Items from a data source:
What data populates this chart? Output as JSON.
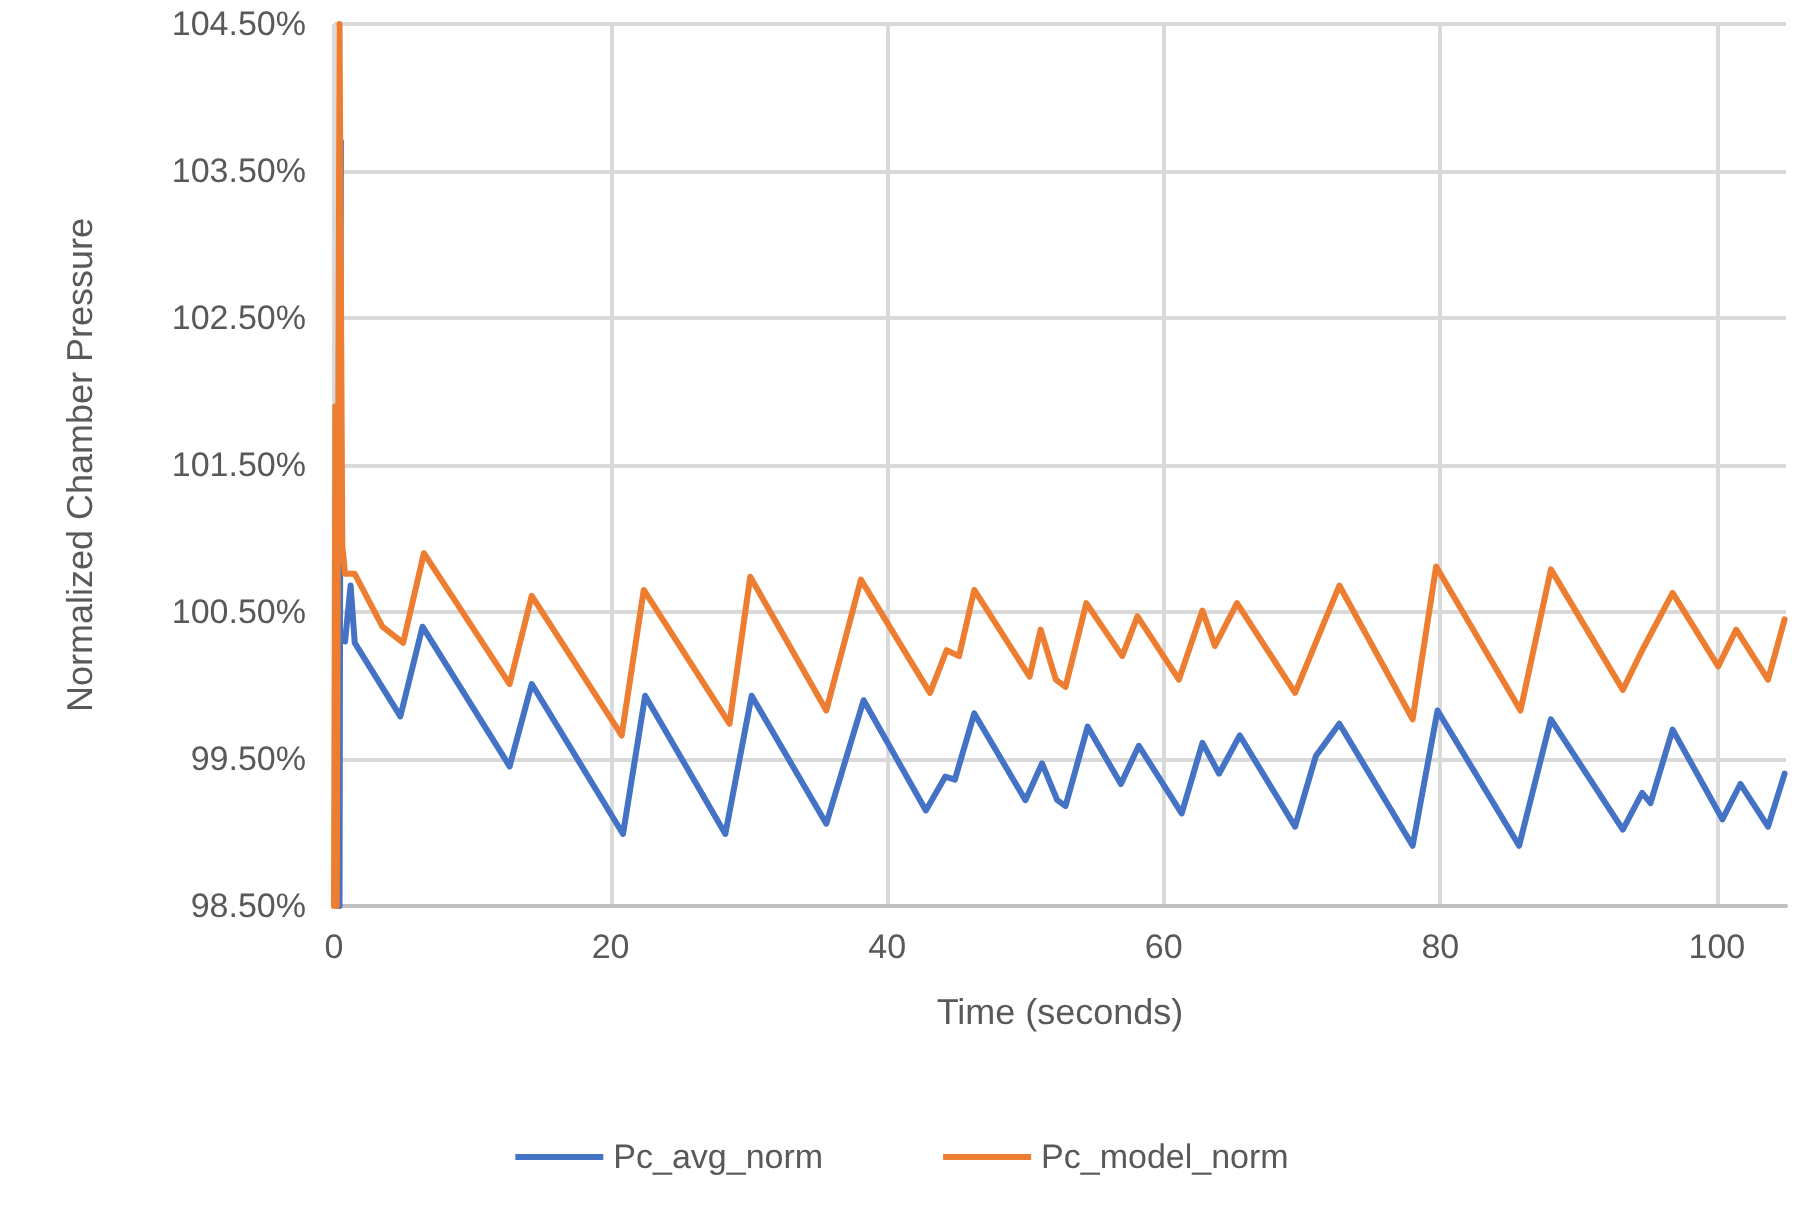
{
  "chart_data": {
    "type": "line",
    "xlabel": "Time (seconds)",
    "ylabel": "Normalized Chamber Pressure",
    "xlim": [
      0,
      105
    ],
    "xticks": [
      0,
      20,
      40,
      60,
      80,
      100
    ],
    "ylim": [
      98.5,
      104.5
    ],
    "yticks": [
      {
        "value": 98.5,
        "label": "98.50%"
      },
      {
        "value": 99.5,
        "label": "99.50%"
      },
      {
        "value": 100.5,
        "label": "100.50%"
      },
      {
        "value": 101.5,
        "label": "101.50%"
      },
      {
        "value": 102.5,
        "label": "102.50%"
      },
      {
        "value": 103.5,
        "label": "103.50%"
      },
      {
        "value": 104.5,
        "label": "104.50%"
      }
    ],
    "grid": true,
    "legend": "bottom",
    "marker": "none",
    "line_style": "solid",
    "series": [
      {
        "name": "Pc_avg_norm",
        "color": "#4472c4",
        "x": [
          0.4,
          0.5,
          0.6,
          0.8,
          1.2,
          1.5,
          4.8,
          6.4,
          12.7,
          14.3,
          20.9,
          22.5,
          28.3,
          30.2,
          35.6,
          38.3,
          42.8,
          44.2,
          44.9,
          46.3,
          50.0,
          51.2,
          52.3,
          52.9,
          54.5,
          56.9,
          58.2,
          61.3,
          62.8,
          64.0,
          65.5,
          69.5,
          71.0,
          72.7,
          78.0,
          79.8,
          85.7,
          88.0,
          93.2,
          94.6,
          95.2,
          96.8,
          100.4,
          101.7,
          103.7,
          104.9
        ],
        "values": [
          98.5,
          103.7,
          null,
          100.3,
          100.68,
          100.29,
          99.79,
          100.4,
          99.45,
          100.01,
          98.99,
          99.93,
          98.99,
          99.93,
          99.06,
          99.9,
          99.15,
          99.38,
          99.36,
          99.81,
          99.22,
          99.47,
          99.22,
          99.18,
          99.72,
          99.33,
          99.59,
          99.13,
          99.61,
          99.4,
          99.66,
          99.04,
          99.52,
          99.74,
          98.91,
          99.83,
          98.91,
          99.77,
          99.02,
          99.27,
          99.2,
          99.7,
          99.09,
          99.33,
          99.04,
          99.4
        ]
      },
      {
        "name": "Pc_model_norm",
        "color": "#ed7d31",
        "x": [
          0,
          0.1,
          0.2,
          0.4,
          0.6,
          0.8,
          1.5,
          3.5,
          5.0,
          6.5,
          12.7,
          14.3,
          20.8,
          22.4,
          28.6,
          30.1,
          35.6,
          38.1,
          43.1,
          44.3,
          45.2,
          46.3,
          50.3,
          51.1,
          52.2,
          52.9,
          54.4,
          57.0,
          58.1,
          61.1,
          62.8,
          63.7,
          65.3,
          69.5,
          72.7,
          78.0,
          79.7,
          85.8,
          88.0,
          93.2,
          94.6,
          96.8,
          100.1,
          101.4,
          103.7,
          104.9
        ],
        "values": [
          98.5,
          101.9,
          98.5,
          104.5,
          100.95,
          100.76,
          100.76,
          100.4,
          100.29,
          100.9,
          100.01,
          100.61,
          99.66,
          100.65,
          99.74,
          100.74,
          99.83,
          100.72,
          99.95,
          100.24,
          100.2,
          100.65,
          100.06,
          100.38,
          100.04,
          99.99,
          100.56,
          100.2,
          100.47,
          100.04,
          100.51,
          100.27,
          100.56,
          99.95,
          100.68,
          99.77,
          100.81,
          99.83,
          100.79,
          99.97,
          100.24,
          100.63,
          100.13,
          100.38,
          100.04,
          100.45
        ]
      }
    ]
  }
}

- _TO BE DONE_: Using the data above, print every line exactly, omitting pictures.

- _EXPECTED ANSWER_:
What data populates this chart? Output as JSON.
{
  "chart_data": {
    "type": "line",
    "xlabel": "Time (seconds)",
    "ylabel": "Normalized Chamber Pressure",
    "xlim": [
      0,
      105
    ],
    "xticks": [
      0,
      20,
      40,
      60,
      80,
      100
    ],
    "ylim": [
      98.5,
      104.5
    ],
    "yticks": [
      {
        "value": 98.5,
        "label": "98.50%"
      },
      {
        "value": 99.5,
        "label": "99.50%"
      },
      {
        "value": 100.5,
        "label": "100.50%"
      },
      {
        "value": 101.5,
        "label": "101.50%"
      },
      {
        "value": 102.5,
        "label": "102.50%"
      },
      {
        "value": 103.5,
        "label": "103.50%"
      },
      {
        "value": 104.5,
        "label": "104.50%"
      }
    ],
    "grid": true,
    "legend": "bottom",
    "marker": "none",
    "line_style": "solid",
    "series": [
      {
        "name": "Pc_avg_norm",
        "color": "#4472c4",
        "x": [
          0.4,
          0.5,
          0.6,
          0.8,
          1.2,
          1.5,
          4.8,
          6.4,
          12.7,
          14.3,
          20.9,
          22.5,
          28.3,
          30.2,
          35.6,
          38.3,
          42.8,
          44.2,
          44.9,
          46.3,
          50.0,
          51.2,
          52.3,
          52.9,
          54.5,
          56.9,
          58.2,
          61.3,
          62.8,
          64.0,
          65.5,
          69.5,
          71.0,
          72.7,
          78.0,
          79.8,
          85.7,
          88.0,
          93.2,
          94.6,
          95.2,
          96.8,
          100.4,
          101.7,
          103.7,
          104.9
        ],
        "values": [
          98.5,
          103.7,
          null,
          100.3,
          100.68,
          100.29,
          99.79,
          100.4,
          99.45,
          100.01,
          98.99,
          99.93,
          98.99,
          99.93,
          99.06,
          99.9,
          99.15,
          99.38,
          99.36,
          99.81,
          99.22,
          99.47,
          99.22,
          99.18,
          99.72,
          99.33,
          99.59,
          99.13,
          99.61,
          99.4,
          99.66,
          99.04,
          99.52,
          99.74,
          98.91,
          99.83,
          98.91,
          99.77,
          99.02,
          99.27,
          99.2,
          99.7,
          99.09,
          99.33,
          99.04,
          99.4
        ]
      },
      {
        "name": "Pc_model_norm",
        "color": "#ed7d31",
        "x": [
          0,
          0.1,
          0.2,
          0.4,
          0.6,
          0.8,
          1.5,
          3.5,
          5.0,
          6.5,
          12.7,
          14.3,
          20.8,
          22.4,
          28.6,
          30.1,
          35.6,
          38.1,
          43.1,
          44.3,
          45.2,
          46.3,
          50.3,
          51.1,
          52.2,
          52.9,
          54.4,
          57.0,
          58.1,
          61.1,
          62.8,
          63.7,
          65.3,
          69.5,
          72.7,
          78.0,
          79.7,
          85.8,
          88.0,
          93.2,
          94.6,
          96.8,
          100.1,
          101.4,
          103.7,
          104.9
        ],
        "values": [
          98.5,
          101.9,
          98.5,
          104.5,
          100.95,
          100.76,
          100.76,
          100.4,
          100.29,
          100.9,
          100.01,
          100.61,
          99.66,
          100.65,
          99.74,
          100.74,
          99.83,
          100.72,
          99.95,
          100.24,
          100.2,
          100.65,
          100.06,
          100.38,
          100.04,
          99.99,
          100.56,
          100.2,
          100.47,
          100.04,
          100.51,
          100.27,
          100.56,
          99.95,
          100.68,
          99.77,
          100.81,
          99.83,
          100.79,
          99.97,
          100.24,
          100.63,
          100.13,
          100.38,
          100.04,
          100.45
        ]
      }
    ]
  }
}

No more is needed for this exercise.